### Written problem:
Identify and pull out each line of the entries in which "Address" occurs.

--- Begin Records for the exercise ---

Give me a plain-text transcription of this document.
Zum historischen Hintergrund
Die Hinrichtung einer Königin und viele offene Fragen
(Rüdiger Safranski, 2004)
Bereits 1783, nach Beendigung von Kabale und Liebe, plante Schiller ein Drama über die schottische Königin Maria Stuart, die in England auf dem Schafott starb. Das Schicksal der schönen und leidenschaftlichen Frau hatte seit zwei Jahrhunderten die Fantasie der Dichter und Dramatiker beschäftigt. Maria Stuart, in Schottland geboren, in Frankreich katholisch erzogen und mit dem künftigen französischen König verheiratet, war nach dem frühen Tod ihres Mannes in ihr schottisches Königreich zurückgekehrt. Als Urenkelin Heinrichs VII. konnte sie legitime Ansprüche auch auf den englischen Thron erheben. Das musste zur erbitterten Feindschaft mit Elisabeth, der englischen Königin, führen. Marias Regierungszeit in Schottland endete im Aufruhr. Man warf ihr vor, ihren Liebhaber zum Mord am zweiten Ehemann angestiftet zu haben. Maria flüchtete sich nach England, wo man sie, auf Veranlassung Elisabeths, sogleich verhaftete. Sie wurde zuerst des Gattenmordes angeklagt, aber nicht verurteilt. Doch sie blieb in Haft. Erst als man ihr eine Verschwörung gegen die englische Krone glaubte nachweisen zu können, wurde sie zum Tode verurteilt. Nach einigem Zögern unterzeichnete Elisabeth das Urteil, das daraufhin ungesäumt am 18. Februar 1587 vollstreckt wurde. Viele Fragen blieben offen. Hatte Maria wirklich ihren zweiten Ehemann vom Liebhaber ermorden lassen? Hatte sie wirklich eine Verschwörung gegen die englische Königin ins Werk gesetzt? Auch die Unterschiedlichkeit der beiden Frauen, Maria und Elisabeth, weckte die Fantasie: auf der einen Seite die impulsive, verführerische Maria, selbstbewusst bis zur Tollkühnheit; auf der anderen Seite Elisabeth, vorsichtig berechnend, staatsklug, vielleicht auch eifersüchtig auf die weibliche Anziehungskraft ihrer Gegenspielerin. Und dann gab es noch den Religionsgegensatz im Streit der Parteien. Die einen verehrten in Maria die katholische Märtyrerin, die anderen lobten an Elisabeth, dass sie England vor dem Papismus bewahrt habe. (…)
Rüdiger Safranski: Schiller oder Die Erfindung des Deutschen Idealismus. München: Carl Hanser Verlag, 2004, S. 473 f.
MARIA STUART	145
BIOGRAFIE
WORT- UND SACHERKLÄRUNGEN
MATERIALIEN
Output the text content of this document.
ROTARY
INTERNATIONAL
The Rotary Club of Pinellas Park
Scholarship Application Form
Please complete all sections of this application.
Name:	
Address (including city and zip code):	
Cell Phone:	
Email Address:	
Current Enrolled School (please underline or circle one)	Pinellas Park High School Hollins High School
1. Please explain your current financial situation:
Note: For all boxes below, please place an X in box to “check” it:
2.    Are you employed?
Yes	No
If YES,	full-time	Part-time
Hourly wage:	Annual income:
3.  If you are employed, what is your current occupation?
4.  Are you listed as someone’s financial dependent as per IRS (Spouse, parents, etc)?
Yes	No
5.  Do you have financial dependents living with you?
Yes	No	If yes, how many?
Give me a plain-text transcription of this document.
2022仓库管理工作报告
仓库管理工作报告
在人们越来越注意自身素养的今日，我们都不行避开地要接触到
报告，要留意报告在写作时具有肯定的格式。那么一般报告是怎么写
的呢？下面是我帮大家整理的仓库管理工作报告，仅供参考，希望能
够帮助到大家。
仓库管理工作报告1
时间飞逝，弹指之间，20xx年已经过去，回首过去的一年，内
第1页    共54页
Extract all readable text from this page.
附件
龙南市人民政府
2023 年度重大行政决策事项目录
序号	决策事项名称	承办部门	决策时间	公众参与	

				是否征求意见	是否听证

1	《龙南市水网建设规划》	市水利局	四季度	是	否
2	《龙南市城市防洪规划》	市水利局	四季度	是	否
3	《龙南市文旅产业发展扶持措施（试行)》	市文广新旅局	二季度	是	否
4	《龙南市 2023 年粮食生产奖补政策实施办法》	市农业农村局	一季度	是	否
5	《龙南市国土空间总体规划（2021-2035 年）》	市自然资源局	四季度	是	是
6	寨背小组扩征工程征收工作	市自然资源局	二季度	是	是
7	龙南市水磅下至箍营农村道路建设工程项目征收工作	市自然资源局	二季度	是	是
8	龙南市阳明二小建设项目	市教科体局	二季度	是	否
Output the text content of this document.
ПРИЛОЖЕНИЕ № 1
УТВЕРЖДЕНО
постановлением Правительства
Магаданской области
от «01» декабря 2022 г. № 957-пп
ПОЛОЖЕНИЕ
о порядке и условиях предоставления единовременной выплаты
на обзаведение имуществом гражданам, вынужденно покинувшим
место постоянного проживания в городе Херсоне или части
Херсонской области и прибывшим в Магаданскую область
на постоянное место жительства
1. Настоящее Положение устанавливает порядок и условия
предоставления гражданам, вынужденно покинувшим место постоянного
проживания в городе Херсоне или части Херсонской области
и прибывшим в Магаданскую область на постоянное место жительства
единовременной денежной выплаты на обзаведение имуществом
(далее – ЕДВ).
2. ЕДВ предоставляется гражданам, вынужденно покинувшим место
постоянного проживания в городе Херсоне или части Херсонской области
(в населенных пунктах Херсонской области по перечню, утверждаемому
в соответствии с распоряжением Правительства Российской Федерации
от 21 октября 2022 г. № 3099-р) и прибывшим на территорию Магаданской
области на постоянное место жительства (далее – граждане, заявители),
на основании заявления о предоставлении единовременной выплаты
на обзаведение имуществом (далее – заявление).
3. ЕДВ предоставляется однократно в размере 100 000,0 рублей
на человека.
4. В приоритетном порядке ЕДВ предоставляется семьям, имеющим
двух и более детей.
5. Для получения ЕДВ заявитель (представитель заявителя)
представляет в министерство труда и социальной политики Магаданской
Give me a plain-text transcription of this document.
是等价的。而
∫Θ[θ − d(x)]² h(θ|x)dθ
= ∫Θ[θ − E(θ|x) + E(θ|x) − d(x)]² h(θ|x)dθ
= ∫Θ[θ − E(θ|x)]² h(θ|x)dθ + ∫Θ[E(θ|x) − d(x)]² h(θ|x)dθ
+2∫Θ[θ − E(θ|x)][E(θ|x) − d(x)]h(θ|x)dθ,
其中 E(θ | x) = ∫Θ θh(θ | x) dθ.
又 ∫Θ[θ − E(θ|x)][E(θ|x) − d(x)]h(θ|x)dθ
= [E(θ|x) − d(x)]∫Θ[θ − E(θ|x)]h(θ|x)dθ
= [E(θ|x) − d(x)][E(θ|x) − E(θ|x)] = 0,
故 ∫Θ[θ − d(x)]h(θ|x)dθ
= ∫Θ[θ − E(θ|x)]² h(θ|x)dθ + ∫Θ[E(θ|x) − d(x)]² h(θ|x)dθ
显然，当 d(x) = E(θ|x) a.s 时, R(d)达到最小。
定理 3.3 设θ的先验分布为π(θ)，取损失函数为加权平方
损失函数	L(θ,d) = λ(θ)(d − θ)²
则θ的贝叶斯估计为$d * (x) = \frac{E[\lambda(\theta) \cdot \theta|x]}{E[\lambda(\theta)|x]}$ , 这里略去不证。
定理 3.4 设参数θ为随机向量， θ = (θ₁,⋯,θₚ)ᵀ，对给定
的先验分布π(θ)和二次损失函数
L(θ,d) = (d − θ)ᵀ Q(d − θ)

--- End Records for the exercise ---

### Reply:
Address (including city and zip code):	
Email Address:	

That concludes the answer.